# Start of PROVIDED DATA
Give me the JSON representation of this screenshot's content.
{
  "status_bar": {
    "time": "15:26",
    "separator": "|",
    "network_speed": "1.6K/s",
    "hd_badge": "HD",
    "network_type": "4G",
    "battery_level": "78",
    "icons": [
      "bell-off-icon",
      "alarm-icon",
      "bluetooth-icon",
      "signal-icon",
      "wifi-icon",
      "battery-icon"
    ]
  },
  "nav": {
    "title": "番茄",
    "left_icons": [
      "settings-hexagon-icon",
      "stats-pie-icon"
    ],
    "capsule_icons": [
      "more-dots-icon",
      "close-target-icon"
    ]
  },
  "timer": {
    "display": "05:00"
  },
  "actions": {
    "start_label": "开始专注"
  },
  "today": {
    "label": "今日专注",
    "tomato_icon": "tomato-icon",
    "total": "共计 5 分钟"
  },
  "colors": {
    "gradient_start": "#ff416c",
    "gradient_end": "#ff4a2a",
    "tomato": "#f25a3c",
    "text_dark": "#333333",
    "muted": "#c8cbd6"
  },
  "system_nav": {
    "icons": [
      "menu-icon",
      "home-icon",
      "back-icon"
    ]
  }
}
# End of PROVIDED DATA
# Start of PROVIDED DATA
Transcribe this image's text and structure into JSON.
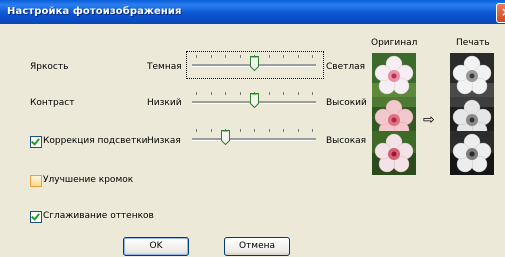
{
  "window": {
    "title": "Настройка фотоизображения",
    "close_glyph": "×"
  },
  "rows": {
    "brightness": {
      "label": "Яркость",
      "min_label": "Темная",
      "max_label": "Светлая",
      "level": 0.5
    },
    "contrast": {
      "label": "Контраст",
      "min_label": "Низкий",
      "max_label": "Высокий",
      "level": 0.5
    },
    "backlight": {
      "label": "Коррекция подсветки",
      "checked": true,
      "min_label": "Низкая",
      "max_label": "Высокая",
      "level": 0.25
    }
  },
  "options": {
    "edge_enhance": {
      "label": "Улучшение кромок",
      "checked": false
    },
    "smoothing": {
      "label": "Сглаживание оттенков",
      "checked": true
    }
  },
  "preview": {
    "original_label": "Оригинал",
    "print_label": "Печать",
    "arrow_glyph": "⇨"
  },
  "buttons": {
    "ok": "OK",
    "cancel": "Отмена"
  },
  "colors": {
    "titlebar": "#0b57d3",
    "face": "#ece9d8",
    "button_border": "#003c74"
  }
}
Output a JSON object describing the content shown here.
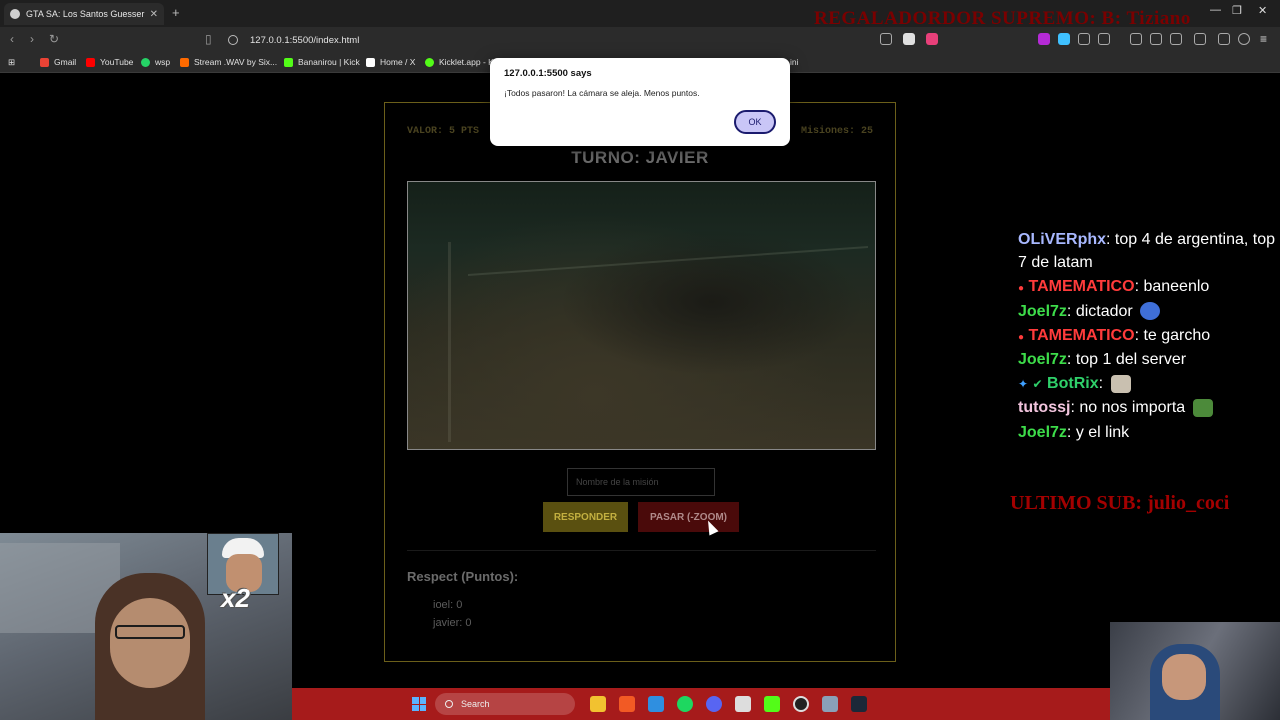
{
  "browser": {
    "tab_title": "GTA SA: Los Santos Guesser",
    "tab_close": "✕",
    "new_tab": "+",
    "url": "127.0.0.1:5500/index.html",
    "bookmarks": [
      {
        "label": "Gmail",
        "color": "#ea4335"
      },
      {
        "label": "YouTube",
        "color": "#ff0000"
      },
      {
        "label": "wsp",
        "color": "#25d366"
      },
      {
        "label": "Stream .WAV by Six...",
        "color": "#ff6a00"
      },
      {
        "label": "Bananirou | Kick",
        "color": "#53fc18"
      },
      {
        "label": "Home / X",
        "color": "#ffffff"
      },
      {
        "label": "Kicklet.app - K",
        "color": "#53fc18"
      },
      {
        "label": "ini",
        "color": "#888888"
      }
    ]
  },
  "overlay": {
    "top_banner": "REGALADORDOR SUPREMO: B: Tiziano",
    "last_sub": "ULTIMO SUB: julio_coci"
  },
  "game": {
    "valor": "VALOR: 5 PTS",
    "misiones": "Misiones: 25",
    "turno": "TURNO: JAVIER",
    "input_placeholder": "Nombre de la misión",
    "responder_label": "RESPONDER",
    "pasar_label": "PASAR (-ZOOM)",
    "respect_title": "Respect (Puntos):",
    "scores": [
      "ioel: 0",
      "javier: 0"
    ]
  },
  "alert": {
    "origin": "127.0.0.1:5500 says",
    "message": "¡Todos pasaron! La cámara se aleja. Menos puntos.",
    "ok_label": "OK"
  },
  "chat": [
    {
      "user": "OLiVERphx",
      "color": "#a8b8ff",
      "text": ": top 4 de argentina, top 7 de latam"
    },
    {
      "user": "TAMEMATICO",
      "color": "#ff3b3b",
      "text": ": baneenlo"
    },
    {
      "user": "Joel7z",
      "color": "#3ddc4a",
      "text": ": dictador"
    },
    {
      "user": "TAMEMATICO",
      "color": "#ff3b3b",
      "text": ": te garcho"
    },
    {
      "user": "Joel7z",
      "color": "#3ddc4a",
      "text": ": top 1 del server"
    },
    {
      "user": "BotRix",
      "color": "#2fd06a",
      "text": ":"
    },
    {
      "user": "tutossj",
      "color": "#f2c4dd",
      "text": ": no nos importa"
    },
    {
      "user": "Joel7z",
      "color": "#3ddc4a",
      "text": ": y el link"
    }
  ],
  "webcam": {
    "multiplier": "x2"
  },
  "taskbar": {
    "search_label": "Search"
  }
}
# End of PROVIDED DATA
# Start of PROVIDED DATA
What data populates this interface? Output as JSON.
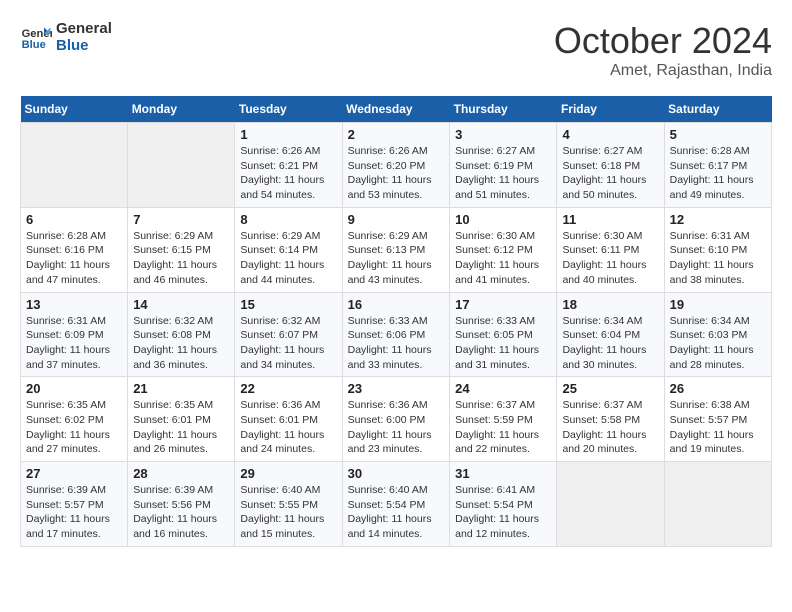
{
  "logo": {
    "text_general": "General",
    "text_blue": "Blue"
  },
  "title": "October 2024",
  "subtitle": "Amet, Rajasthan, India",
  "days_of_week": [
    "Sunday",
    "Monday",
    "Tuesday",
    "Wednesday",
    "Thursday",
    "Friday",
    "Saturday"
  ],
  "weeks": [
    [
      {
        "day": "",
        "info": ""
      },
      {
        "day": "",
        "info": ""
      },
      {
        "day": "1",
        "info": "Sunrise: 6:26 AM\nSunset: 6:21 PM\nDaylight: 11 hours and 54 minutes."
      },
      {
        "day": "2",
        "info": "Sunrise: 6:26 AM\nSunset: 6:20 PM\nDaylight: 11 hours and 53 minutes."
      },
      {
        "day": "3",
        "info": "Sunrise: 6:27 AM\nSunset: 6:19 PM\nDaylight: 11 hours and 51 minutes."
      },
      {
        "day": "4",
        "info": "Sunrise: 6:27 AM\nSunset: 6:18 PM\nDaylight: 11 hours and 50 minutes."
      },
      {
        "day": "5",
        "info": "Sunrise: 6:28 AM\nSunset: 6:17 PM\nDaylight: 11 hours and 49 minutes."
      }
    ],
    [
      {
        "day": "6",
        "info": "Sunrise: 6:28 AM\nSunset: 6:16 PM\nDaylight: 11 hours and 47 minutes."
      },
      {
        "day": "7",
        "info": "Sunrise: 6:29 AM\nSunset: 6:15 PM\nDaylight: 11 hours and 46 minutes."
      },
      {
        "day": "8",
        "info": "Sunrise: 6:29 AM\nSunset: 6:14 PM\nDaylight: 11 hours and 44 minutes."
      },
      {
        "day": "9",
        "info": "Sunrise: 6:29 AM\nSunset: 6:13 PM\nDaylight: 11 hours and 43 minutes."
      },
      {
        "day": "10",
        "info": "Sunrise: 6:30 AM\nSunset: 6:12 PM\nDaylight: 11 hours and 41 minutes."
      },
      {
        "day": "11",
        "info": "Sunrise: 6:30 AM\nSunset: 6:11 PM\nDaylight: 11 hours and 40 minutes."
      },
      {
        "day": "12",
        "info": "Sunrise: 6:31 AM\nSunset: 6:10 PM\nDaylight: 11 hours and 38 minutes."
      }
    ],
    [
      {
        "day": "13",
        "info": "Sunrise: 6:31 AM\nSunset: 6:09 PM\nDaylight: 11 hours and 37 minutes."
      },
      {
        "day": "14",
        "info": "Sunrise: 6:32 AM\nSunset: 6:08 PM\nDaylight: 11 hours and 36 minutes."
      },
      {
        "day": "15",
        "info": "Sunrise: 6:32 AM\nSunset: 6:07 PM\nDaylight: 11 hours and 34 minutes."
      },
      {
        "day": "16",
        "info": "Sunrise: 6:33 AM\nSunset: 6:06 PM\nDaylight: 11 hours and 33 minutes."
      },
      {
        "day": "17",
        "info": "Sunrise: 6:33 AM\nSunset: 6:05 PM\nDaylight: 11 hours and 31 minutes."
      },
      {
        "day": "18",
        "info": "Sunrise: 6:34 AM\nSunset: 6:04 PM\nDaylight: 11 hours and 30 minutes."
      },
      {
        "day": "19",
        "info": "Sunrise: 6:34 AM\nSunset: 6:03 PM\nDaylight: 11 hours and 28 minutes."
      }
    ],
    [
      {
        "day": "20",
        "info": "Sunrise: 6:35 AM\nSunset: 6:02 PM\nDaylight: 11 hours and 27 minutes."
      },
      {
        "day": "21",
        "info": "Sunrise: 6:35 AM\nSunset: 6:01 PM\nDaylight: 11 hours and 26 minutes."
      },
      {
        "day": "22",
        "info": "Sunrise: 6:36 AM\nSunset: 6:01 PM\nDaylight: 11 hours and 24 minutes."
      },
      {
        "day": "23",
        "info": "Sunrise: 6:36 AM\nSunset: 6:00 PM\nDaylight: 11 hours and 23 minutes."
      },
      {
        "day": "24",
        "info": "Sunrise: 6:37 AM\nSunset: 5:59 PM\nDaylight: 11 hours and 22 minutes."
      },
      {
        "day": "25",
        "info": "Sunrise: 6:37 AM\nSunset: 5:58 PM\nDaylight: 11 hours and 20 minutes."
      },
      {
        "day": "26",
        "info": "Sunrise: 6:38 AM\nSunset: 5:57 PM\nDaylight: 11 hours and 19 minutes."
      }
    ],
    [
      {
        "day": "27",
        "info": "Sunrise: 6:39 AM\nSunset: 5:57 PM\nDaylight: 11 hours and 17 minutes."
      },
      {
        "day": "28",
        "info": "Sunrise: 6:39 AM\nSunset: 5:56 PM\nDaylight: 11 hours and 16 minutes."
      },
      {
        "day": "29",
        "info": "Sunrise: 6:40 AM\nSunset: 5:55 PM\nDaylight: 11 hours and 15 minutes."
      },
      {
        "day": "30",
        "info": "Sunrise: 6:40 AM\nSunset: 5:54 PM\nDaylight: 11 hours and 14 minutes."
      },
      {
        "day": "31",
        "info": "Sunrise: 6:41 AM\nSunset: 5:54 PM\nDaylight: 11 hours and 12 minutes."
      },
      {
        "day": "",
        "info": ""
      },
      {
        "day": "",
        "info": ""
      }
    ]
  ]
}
# End of PROVIDED DATA
TASK TO COMPLETE - Show all lines in the entries above where the word "checked" appears.

TASK RESULT -
      "checked": true,
      "checked": false
      "checked": true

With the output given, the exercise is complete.